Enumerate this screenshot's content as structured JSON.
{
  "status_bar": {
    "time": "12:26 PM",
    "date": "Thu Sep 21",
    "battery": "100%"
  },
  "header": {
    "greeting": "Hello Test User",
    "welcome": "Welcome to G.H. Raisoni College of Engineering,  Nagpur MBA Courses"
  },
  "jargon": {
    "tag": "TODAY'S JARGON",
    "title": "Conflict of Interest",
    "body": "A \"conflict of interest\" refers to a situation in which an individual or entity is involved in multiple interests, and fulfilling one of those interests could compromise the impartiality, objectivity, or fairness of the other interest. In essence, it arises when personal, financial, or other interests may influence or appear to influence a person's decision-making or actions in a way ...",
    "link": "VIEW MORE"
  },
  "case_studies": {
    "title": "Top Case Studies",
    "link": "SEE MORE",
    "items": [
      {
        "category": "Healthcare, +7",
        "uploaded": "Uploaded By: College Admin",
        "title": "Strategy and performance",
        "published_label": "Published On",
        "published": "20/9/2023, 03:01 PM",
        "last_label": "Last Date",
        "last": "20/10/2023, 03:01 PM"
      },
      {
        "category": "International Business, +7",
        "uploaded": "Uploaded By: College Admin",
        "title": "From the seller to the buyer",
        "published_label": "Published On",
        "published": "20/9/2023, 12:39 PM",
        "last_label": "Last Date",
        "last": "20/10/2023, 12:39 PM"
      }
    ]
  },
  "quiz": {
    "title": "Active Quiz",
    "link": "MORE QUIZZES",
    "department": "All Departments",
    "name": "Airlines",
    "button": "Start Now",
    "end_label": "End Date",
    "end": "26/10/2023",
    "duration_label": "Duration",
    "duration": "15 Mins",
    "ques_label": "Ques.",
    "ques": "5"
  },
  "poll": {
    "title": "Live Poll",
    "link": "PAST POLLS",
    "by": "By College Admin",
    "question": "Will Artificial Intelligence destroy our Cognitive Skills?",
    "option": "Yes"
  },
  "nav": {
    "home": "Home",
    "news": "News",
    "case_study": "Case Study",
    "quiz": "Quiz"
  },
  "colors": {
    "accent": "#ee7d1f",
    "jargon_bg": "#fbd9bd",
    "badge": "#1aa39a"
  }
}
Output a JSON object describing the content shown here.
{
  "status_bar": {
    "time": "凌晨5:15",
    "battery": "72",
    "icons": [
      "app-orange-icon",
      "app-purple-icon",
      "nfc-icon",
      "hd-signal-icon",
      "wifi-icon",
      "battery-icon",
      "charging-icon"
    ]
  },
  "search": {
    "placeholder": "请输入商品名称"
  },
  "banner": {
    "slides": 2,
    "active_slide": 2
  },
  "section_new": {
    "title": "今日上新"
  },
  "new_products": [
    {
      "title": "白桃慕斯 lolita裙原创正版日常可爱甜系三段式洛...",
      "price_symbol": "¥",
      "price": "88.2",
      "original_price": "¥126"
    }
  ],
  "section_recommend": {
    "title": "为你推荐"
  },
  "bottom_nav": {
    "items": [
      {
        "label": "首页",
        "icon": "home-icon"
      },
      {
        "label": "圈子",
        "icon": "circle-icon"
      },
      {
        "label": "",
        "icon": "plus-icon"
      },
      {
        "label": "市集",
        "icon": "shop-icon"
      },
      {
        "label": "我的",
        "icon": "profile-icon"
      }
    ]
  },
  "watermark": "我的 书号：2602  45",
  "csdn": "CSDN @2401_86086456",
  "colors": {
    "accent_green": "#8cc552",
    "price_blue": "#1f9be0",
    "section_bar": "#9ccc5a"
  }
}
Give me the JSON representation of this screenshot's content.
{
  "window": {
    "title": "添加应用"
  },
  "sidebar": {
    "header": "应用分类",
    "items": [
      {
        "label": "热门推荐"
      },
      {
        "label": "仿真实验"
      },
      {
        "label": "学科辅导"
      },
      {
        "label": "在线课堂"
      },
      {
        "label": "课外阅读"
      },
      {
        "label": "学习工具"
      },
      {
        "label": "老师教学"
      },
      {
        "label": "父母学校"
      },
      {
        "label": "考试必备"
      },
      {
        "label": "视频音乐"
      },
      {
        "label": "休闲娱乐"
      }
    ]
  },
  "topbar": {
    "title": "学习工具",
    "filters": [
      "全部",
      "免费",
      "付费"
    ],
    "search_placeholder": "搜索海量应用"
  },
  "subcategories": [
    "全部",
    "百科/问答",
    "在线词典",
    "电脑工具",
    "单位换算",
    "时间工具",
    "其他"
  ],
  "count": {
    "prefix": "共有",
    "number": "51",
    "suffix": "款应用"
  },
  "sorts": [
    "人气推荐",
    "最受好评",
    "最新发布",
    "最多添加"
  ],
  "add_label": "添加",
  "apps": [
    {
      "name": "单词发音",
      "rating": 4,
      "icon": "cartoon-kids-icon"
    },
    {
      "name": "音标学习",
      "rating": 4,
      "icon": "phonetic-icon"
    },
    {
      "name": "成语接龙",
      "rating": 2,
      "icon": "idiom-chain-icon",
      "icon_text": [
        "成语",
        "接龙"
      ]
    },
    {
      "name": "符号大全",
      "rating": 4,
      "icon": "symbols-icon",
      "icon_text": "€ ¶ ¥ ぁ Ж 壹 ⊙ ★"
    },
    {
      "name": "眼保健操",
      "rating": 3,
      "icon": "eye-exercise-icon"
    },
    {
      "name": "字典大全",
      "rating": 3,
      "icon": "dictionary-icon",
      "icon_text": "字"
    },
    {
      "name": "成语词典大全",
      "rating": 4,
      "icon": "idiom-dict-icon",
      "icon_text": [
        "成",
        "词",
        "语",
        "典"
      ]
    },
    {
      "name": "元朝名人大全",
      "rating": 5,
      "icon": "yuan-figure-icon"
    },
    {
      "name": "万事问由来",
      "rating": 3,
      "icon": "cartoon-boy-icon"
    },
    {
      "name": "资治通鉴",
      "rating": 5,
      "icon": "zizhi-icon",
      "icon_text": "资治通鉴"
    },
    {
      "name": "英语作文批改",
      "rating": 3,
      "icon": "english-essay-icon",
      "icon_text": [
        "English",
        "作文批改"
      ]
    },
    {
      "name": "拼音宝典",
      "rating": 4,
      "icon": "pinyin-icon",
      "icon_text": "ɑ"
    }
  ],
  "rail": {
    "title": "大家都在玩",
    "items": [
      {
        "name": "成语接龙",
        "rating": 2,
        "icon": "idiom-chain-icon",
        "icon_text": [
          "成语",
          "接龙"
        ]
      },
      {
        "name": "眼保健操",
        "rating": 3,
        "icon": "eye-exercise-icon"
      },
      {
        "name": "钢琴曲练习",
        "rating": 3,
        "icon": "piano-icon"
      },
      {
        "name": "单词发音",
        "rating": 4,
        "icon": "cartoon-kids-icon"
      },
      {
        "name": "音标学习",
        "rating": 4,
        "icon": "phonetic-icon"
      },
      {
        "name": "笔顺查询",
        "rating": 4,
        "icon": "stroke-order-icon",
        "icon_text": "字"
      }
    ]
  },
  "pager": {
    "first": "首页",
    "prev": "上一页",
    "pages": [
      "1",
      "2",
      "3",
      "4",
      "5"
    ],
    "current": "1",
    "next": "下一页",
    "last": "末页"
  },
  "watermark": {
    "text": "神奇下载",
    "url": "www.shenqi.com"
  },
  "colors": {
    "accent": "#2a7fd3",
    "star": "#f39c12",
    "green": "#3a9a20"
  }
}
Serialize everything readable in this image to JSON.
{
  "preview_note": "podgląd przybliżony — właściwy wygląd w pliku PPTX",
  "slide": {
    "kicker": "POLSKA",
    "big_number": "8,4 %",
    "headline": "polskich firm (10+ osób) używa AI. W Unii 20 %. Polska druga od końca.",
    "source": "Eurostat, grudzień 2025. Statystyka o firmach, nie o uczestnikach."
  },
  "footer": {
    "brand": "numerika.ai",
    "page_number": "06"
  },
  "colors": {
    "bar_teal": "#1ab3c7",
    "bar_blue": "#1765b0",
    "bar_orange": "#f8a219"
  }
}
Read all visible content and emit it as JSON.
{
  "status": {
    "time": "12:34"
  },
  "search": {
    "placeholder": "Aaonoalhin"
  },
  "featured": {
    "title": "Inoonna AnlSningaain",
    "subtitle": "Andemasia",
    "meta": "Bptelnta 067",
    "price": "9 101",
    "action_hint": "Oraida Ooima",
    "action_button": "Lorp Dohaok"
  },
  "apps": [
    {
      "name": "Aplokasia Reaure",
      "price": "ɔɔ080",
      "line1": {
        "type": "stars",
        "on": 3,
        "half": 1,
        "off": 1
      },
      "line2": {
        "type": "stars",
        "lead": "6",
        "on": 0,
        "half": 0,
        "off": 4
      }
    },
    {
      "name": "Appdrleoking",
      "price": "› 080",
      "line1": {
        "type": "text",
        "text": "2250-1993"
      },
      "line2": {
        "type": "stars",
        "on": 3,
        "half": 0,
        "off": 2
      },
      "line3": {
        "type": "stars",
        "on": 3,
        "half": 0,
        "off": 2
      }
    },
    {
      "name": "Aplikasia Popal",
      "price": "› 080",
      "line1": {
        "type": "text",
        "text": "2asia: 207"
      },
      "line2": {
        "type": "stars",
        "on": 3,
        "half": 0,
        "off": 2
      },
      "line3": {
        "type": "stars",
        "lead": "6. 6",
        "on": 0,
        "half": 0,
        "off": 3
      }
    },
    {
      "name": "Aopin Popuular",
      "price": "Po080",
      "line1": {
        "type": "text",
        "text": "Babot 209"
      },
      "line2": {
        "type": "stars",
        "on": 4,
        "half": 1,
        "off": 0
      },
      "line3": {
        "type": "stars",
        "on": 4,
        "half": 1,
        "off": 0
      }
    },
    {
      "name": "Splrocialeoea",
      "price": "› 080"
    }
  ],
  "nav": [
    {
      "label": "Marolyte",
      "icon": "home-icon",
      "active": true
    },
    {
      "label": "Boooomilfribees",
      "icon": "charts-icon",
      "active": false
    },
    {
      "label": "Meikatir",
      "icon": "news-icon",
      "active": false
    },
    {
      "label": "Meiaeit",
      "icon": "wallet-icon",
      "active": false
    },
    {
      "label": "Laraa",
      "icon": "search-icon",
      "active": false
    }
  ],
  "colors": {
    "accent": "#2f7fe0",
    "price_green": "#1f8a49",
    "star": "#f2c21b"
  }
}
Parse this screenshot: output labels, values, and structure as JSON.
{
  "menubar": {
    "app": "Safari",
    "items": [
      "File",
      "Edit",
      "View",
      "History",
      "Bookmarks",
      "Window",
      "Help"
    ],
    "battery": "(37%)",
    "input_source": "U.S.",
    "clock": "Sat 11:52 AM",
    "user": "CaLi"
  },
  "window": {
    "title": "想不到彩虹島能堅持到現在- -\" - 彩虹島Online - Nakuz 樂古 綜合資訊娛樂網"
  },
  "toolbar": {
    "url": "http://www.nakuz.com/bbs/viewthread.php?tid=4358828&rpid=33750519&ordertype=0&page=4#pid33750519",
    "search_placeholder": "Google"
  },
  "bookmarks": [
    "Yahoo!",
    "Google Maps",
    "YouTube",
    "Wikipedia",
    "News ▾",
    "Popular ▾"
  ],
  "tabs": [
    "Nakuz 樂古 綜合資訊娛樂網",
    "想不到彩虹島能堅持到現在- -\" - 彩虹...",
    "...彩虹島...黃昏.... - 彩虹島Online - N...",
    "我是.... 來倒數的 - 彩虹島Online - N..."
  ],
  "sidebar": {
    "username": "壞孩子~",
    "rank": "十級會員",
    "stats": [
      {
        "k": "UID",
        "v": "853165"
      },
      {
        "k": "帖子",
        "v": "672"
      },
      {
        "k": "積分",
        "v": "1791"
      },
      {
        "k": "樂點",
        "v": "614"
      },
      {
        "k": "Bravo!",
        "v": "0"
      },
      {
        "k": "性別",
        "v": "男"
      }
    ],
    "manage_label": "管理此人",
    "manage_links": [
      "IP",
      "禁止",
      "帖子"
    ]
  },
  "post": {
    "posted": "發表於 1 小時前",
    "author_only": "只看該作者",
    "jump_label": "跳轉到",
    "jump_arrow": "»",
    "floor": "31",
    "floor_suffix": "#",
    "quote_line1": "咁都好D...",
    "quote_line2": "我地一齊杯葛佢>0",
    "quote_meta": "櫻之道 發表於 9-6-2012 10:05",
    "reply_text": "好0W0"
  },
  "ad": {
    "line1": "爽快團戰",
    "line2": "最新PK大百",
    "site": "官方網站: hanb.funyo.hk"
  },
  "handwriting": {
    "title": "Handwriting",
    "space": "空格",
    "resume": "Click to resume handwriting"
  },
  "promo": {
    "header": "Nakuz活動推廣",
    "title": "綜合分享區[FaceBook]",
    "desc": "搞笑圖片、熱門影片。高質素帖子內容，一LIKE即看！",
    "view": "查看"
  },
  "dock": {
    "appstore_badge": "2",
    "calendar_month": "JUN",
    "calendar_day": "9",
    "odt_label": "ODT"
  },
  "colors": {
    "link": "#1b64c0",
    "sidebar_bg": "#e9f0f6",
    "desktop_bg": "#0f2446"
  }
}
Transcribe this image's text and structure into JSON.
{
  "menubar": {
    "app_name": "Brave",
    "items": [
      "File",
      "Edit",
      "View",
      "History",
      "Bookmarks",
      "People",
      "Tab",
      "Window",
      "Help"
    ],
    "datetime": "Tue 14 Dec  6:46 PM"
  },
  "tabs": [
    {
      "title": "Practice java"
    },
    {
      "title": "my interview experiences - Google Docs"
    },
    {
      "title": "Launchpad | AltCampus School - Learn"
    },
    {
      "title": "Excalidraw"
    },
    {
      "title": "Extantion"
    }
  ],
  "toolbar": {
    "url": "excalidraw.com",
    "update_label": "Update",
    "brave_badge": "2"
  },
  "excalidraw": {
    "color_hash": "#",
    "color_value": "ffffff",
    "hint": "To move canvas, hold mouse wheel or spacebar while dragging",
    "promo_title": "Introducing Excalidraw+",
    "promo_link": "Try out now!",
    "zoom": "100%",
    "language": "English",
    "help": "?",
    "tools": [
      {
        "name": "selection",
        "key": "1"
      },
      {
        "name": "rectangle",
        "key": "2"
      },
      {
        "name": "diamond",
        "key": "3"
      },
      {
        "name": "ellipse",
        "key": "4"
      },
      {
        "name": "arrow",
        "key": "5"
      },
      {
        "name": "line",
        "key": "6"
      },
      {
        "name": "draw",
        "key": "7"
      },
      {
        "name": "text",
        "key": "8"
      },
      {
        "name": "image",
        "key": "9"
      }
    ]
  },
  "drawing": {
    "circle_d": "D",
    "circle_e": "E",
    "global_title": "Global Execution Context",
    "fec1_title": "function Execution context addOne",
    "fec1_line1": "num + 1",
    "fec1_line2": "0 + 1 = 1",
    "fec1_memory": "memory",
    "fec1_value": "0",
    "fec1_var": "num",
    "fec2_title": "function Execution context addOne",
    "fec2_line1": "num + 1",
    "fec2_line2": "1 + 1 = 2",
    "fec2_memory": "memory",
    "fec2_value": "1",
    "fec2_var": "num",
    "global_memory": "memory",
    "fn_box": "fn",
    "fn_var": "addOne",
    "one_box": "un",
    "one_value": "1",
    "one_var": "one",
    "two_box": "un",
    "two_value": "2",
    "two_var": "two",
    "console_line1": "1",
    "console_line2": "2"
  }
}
--
GIVEN TASK: From the data above, copy each line that has the string "memory".

FULL OUTPUT:
    "fec1_memory": "memory",
    "fec2_memory": "memory",
    "global_memory": "memory",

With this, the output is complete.